• PROBLEM TO SOLVE
From the records below, give the number of lines that contain the string "this", without any other text.

• DATA SECTION

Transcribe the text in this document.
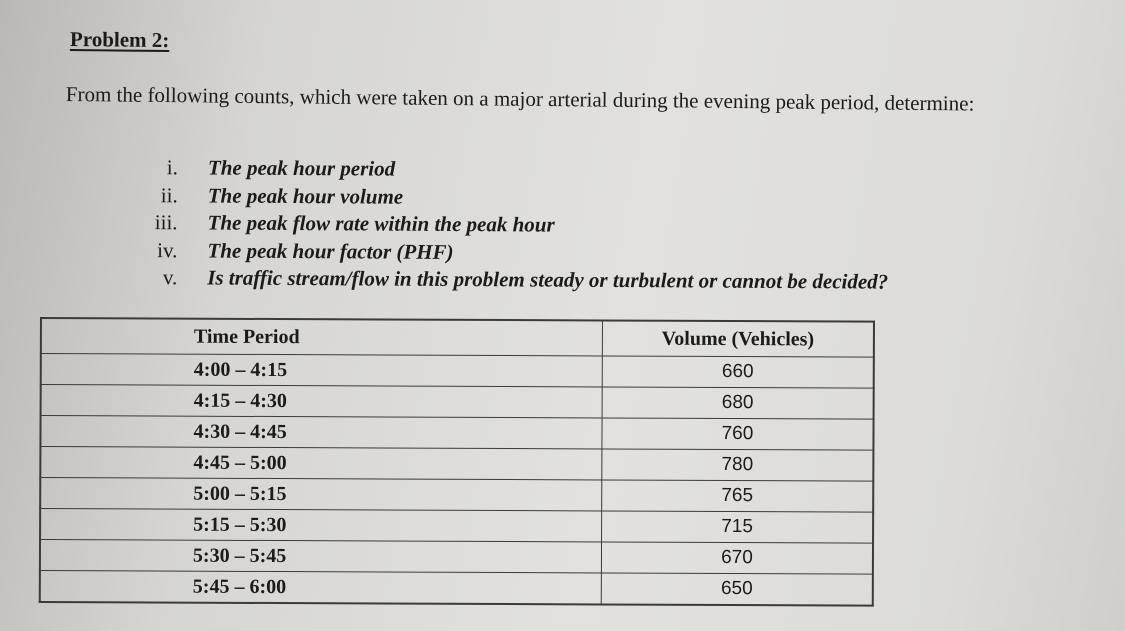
Problem 2:
From the following counts, which were taken on a major arterial during the evening peak period, determine:
i.	The peak hour period
ii.	The peak hour volume
iii.	The peak flow rate within the peak hour
iv.	The peak hour factor (PHF)
v.	Is traffic stream/flow in this problem steady or turbulent or cannot be decided?
Time Period	Volume (Vehicles)
4:00 – 4:15	660
4:15 – 4:30	680
4:30 – 4:45	760
4:45 – 5:00	780
5:00 – 5:15	765
5:15 – 5:30	715
5:30 – 5:45	670
5:45 – 6:00	650
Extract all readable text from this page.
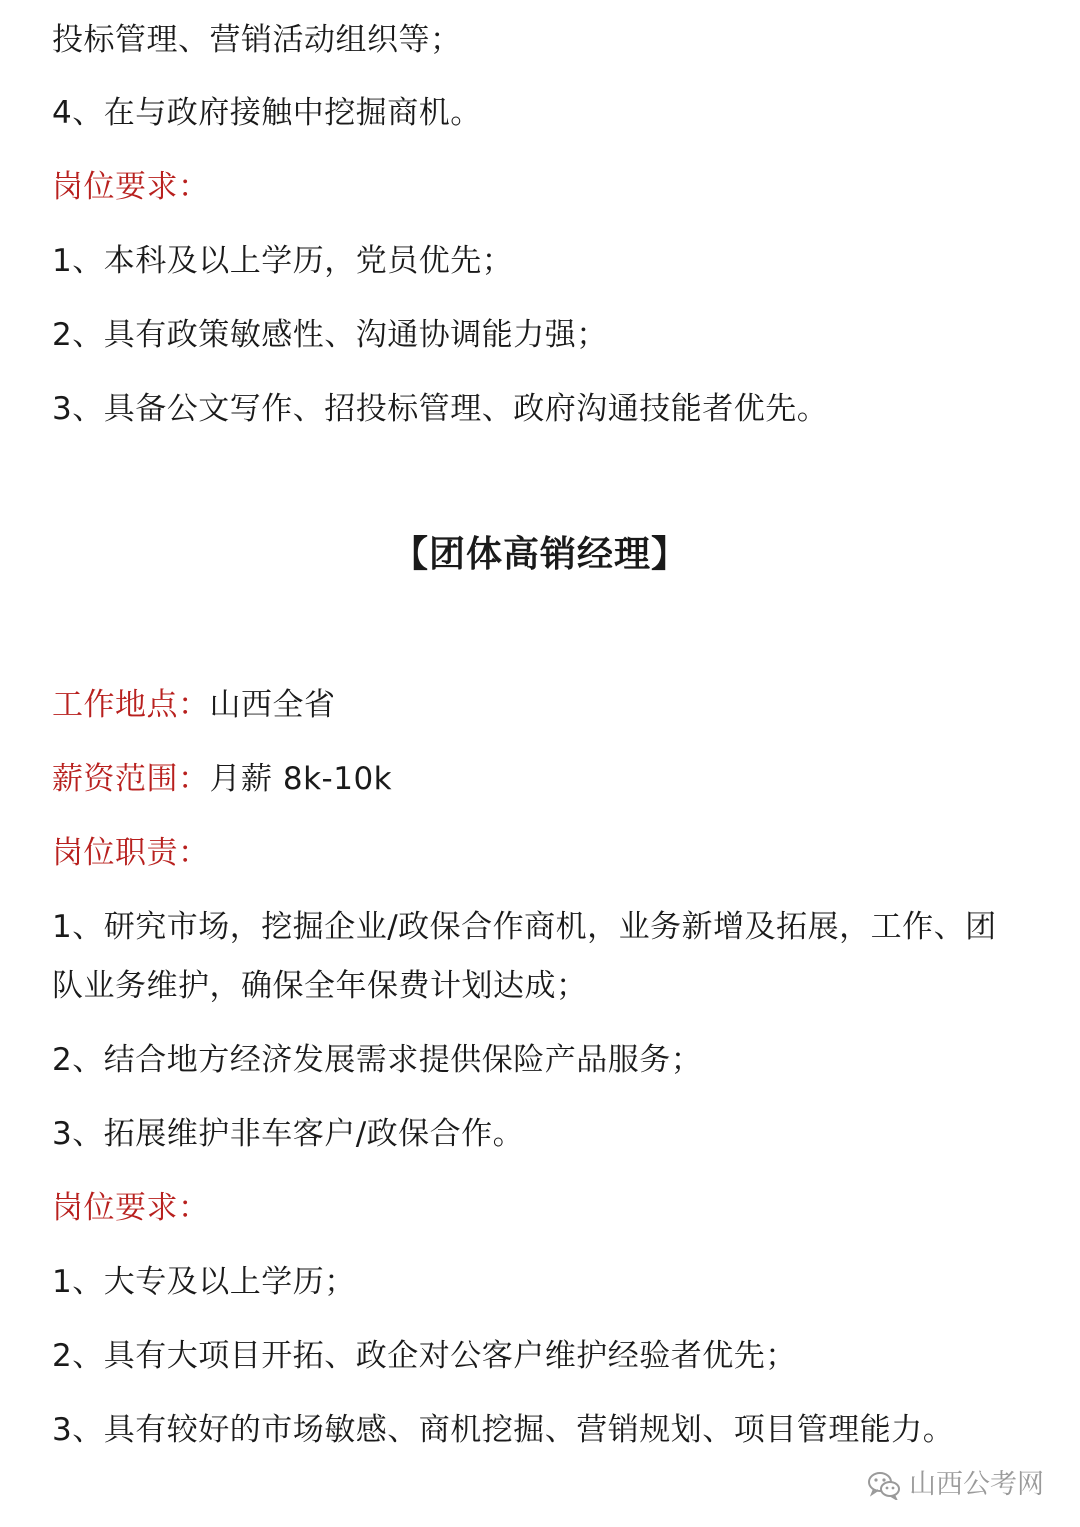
投标管理、营销活动组织等；
4、在与政府接触中挖掘商机。
岗位要求：
1、本科及以上学历，党员优先；
2、具有政策敏感性、沟通协调能力强；
3、具备公文写作、招投标管理、政府沟通技能者优先。
【团体高销经理】
工作地点：山西全省
薪资范围：月薪 8k-10k
岗位职责：
1、研究市场，挖掘企业/政保合作商机，业务新增及拓展，工作、团
队业务维护，确保全年保费计划达成；
2、结合地方经济发展需求提供保险产品服务；
3、拓展维护非车客户/政保合作。
岗位要求：
1、大专及以上学历；
2、具有大项目开拓、政企对公客户维护经验者优先；
3、具有较好的市场敏感、商机挖掘、营销规划、项目管理能力。
山西公考网
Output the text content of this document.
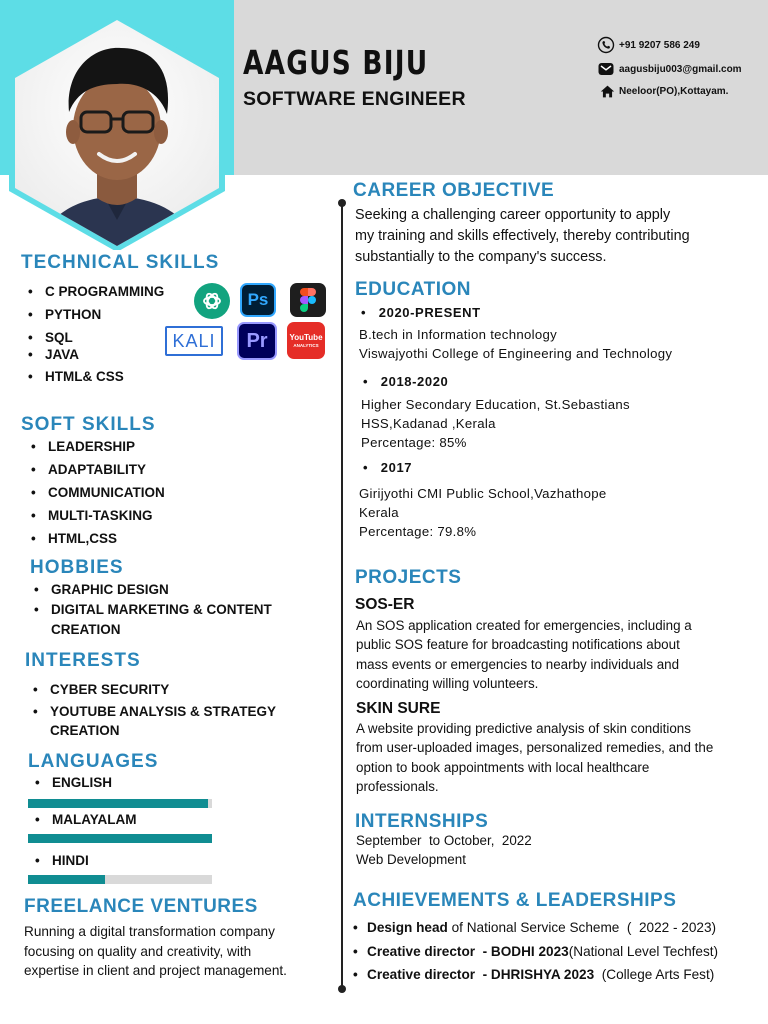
AAGUS BIJU
SOFTWARE ENGINEER
+91 9207 586 249
aagusbiju003@gmail.com
Neeloor(PO),Kottayam.
TECHNICAL SKILLS
• C PROGRAMMING
• PYTHON
• SQL
• JAVA
• HTML& CSS
Ps
KALI Pr	YouTube
ANALYTICS
SOFT SKILLS
• LEADERSHIP
• ADAPTABILITY
• COMMUNICATION
• MULTI-TASKING
• HTML,CSS
HOBBIES
• GRAPHIC DESIGN
• DIGITAL MARKETING & CONTENT
CREATION
INTERESTS
• CYBER SECURITY
• YOUTUBE ANALYSIS & STRATEGY
CREATION
LANGUAGES
• ENGLISH
• MALAYALAM
• HINDI
FREELANCE VENTURES
Running a digital transformation company
focusing on quality and creativity, with
expertise in client and project management.
CAREER OBJECTIVE
Seeking a challenging career opportunity to apply
my training and skills effectively, thereby contributing
substantially to the company's success.
EDUCATION
•   2020-PRESENT
B.tech in Information technology
Viswajyothi College of Engineering and Technology
•   2018-2020
Higher Secondary Education, St.Sebastians
HSS,Kadanad ,Kerala
Percentage: 85%
•   2017
Girijyothi CMI Public School,Vazhathope
Kerala
Percentage: 79.8%
PROJECTS
SOS-ER
An SOS application created for emergencies, including a
public SOS feature for broadcasting notifications about
mass events or emergencies to nearby individuals and
coordinating willing volunteers.
SKIN SURE
A website providing predictive analysis of skin conditions
from user-uploaded images, personalized remedies, and the
option to book appointments with local healthcare
professionals.
INTERNSHIPS
September  to October,  2022
Web Development
ACHIEVEMENTS & LEADERSHIPS
• Design head of National Service Scheme  (  2022 - 2023)
• Creative director  - BODHI 2023(National Level Techfest)
• Creative director  - DHRISHYA 2023  (College Arts Fest)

• EXERCISE OUTPUT
4